## Required actions
[1] In the Catch That Cow problem statement, list every point Farmer John can move to from a point X in a single minute.
[2] Retype the Catch That Cow problem statement word for word, from "Farmer John has been" to "a single minute.".

## Text extract
POJ-3278 Catch That Cow（广搜）

POJ-3278 Catch That Cow（广搜）

Farmer John has been informed of the location of a fugitive cow and wants to catch her immediately. He starts at a point N (0 ≤ N ≤ 100,000) on a number line and the cow is at a point K (0 ≤ K ≤ 100,000) on the same number line. Farmer John has two modes of transportation: walking and teleporting.

* Walking: FJ can move from any point X to the points X - 1 or X + 1 in a single minute
* Teleporting: FJ can move from any point X to the point 2 × X in a single minute.

If the cow, unaware of its pursuit, does not move at all, how long does it take for Farmer John to retrieve it?

Input

Line 1: Two space-separated integers: N and K

Output

Line 1: The least amount of time, in minutes, it takes for Farmer John to catch the fugitive cow.

## Material shown

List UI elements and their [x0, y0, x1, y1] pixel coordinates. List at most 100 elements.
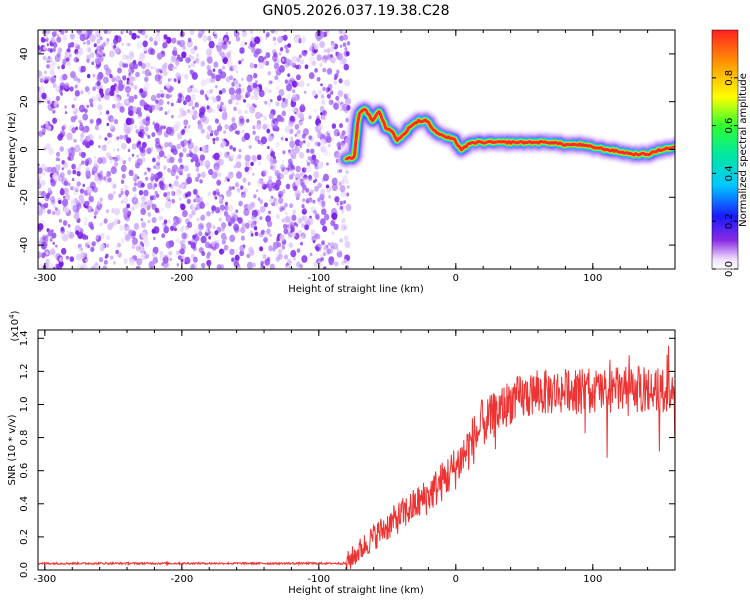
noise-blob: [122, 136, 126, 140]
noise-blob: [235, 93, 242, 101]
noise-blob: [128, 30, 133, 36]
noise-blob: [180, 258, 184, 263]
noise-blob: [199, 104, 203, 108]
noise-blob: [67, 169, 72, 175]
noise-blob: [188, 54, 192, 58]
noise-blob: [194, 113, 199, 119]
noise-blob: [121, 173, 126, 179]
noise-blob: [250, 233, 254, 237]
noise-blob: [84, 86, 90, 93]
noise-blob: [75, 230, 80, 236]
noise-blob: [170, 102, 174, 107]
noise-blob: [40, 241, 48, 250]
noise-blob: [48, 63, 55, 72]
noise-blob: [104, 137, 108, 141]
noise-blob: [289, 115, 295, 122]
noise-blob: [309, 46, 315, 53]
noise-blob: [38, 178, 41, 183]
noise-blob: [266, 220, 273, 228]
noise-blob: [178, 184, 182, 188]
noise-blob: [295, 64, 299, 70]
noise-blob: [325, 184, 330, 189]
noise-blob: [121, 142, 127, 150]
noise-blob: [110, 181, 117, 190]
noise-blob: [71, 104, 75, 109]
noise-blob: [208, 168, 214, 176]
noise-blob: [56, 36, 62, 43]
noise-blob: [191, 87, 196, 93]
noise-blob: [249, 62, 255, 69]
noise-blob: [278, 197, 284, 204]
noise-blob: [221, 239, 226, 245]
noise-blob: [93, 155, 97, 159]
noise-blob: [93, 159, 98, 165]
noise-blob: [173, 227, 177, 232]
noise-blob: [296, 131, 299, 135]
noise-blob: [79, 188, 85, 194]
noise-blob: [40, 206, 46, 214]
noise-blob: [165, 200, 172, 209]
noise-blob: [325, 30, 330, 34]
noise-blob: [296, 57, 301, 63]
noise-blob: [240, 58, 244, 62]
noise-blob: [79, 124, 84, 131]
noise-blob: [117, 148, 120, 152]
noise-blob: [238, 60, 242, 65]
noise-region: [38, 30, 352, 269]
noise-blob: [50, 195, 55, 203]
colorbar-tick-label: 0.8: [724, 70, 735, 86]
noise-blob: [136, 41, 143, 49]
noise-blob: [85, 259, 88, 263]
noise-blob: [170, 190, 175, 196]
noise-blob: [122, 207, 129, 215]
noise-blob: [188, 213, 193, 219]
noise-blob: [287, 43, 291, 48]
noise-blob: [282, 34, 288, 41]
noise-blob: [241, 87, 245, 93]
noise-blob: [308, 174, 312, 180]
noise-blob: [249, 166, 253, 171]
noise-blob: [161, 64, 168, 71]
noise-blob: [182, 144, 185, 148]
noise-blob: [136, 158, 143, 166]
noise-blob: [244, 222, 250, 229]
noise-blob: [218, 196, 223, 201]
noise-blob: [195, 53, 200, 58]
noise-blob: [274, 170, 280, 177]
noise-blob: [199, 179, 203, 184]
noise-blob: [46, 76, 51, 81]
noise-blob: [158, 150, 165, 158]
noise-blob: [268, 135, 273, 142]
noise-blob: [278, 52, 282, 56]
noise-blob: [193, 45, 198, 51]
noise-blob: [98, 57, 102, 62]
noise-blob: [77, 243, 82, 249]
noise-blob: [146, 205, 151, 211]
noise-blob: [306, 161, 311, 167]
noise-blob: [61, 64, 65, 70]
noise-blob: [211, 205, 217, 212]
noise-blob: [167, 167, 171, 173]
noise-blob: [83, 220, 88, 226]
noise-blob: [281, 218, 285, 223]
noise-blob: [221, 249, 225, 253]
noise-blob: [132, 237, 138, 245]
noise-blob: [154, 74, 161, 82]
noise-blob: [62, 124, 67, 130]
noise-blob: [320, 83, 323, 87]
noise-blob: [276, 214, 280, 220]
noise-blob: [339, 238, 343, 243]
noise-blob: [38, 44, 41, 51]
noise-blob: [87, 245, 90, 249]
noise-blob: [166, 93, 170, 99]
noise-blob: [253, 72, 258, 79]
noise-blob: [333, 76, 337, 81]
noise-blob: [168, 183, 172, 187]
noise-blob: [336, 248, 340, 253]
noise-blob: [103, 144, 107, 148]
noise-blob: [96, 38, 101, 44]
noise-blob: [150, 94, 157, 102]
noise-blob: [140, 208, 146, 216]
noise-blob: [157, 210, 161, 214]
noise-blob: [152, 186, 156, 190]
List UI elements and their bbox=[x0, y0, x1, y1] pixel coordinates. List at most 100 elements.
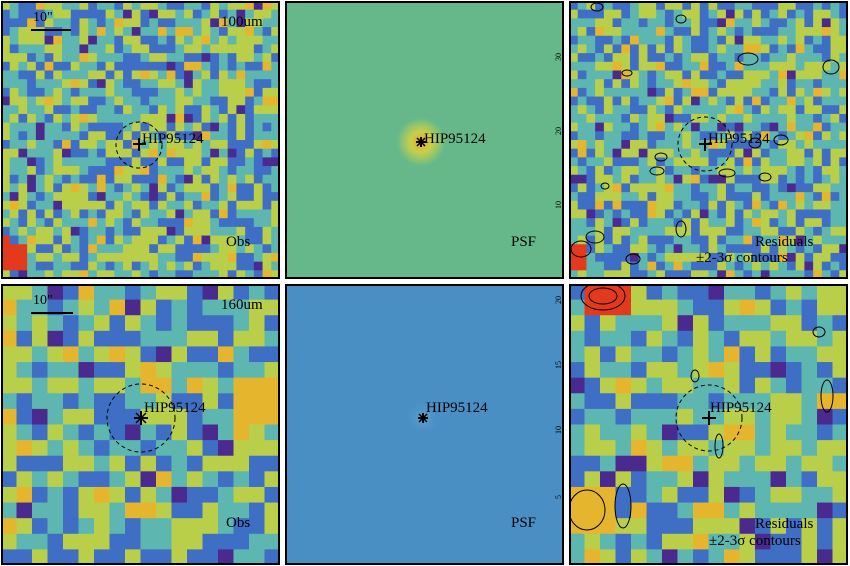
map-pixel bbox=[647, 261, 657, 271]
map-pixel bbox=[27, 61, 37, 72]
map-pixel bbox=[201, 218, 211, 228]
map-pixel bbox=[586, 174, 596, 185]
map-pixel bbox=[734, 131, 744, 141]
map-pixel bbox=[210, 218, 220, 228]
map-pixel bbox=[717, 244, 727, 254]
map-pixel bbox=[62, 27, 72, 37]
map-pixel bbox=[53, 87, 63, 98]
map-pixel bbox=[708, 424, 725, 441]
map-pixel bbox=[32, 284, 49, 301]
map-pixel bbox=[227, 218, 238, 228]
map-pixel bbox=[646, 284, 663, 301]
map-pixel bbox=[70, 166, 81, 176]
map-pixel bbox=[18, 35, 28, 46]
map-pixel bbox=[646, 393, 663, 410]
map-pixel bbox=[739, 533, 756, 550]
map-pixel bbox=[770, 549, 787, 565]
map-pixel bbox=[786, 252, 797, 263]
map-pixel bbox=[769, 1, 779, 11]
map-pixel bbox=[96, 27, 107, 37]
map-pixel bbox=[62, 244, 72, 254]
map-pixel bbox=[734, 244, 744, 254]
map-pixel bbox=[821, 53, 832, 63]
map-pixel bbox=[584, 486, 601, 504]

## Answers below
[1] X - 1, X + 1, 2 × X

[2]
Farmer John has been informed of the location of a fugitive cow and wants to catch her immediately. He starts at a point N (0 ≤ N ≤ 100,000) on a number line and the cow is at a point K (0 ≤ K ≤ 100,000) on the same number line. Farmer John has two modes of transportation: walking and teleporting.

* Walking: FJ can move from any point X to the points X - 1 or X + 1 in a single minute
* Teleporting: FJ can move from any point X to the point 2 × X in a single minute.